§ **DATASET CONTENT**:
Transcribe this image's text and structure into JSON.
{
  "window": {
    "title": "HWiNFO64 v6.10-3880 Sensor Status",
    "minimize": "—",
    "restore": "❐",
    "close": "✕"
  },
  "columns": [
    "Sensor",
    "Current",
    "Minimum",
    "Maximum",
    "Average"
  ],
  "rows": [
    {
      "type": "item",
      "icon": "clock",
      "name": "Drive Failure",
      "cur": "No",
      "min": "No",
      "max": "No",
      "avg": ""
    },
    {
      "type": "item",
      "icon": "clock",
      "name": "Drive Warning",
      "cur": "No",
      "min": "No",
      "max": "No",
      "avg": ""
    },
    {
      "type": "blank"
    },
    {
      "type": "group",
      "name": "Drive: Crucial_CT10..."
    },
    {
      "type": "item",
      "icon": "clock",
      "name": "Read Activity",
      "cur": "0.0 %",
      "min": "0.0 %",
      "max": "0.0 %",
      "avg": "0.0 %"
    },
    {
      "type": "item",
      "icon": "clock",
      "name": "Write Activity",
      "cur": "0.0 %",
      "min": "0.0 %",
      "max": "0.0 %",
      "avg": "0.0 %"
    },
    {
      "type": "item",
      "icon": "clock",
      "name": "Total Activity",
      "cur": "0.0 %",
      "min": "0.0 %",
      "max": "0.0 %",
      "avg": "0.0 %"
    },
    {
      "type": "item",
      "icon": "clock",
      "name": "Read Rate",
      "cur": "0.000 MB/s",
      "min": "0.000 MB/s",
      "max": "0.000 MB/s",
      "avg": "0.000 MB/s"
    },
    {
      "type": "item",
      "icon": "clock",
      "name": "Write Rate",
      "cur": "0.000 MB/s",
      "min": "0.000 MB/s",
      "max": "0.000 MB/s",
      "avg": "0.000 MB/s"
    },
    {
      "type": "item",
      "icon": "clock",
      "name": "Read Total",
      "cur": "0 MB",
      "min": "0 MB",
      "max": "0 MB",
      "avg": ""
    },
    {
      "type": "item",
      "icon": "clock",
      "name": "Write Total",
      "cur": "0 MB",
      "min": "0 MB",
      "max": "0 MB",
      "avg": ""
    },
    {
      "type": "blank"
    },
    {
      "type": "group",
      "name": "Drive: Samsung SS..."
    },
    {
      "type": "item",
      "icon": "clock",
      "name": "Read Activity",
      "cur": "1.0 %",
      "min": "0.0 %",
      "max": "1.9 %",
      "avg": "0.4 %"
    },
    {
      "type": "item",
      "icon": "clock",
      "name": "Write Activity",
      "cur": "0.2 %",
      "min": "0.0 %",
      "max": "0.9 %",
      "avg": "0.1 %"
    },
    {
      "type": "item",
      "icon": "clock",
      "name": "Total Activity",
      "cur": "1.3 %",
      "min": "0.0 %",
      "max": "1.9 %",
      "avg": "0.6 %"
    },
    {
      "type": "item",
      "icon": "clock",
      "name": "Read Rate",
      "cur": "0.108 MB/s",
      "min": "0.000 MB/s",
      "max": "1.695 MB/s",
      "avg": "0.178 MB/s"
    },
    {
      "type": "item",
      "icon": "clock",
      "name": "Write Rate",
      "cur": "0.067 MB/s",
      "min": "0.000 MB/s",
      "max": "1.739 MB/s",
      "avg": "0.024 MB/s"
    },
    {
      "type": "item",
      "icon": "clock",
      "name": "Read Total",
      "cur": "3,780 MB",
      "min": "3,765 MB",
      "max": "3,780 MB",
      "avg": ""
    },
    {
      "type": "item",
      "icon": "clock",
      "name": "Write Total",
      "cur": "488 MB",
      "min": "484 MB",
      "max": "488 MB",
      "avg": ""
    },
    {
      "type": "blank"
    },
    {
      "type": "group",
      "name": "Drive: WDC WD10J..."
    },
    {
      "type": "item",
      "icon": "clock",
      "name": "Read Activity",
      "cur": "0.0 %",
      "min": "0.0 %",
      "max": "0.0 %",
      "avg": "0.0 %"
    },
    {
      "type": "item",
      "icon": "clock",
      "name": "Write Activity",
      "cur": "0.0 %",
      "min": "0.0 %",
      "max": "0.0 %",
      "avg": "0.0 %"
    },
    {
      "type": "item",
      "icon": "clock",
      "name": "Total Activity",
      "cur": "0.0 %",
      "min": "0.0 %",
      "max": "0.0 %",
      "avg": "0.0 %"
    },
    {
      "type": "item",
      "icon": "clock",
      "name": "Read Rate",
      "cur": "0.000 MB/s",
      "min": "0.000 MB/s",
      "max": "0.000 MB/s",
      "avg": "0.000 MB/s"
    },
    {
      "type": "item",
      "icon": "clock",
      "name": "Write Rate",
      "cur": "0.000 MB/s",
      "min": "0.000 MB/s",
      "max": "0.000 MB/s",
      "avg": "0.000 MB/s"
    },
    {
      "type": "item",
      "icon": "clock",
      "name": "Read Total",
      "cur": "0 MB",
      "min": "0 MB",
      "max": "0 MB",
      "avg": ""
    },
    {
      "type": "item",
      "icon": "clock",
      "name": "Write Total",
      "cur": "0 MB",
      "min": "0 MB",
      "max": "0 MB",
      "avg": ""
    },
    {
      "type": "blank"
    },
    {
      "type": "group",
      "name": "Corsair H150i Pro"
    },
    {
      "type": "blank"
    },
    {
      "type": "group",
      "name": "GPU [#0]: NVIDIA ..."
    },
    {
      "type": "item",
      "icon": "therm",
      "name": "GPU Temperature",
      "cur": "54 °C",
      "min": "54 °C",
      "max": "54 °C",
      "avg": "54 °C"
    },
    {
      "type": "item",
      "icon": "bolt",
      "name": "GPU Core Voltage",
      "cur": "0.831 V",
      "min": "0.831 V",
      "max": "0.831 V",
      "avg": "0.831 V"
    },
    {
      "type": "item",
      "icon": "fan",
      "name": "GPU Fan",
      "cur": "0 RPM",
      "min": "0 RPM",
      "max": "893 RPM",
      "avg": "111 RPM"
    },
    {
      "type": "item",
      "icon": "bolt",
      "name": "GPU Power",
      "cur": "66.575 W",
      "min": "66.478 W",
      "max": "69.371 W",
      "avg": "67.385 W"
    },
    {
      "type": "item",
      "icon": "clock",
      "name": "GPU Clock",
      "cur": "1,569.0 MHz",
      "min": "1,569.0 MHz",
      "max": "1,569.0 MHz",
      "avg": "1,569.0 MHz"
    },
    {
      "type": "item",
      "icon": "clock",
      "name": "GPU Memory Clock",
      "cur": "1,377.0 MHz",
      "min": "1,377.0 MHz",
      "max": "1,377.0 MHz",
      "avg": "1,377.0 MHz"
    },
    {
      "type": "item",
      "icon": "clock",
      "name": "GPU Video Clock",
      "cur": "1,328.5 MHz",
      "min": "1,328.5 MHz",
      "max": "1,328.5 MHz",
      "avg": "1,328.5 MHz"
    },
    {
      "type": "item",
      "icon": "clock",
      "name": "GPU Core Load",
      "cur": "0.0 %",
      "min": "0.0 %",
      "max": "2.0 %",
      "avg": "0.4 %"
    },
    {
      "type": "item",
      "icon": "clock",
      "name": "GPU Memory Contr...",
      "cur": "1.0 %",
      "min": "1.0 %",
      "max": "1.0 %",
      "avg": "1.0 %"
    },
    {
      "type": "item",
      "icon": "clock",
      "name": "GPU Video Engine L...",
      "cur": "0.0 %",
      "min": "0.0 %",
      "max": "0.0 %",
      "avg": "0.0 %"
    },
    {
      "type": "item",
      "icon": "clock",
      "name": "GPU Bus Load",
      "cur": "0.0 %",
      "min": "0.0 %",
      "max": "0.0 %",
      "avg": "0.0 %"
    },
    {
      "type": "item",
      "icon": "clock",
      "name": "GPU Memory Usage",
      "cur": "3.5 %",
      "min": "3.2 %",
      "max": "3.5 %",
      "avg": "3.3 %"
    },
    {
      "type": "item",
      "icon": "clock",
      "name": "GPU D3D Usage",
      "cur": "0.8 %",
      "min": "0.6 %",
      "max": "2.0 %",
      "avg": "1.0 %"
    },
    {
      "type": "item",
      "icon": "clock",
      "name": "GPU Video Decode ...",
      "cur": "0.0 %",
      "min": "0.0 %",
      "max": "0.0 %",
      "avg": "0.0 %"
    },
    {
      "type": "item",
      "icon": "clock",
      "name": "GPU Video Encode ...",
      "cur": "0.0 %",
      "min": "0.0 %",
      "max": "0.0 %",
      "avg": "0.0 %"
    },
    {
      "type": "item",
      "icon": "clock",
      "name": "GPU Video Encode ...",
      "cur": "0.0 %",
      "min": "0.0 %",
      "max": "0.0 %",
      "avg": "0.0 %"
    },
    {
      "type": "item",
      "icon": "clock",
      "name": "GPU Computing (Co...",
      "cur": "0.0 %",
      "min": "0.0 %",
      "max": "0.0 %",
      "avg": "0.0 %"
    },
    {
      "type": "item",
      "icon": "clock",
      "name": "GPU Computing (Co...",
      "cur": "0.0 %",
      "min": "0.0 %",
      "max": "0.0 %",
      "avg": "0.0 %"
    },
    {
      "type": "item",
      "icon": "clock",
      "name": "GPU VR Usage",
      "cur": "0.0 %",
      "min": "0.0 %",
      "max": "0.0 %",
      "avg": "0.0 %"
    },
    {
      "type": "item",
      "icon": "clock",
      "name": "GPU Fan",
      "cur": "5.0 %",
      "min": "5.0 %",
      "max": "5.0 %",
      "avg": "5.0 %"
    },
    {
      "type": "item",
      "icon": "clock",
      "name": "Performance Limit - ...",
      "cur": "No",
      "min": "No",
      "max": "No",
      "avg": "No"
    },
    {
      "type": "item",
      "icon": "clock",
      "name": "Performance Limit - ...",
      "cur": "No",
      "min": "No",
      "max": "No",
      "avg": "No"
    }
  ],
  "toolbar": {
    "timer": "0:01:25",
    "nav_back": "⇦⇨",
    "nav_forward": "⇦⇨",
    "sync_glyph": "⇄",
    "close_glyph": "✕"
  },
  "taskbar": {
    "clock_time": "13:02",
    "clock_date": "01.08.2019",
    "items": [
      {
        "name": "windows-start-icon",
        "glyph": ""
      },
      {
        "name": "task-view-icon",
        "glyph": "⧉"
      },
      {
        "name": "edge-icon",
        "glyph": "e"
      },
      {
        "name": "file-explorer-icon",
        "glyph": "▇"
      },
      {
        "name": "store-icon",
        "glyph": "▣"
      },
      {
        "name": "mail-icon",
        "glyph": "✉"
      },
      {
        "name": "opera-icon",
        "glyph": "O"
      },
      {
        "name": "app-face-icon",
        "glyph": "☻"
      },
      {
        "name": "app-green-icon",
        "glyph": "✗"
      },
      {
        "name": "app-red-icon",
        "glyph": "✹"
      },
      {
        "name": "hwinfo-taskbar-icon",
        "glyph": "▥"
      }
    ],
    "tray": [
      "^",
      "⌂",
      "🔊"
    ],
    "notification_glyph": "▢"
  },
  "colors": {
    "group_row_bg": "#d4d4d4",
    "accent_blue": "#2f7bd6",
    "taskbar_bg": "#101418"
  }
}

§ **AIM OF THE TASK**: Go through the records and gather the lines that hold "Sensor".

§ **OUTPUT**:
    "title": "HWiNFO64 v6.10-3880 Sensor Status",
    "Sensor",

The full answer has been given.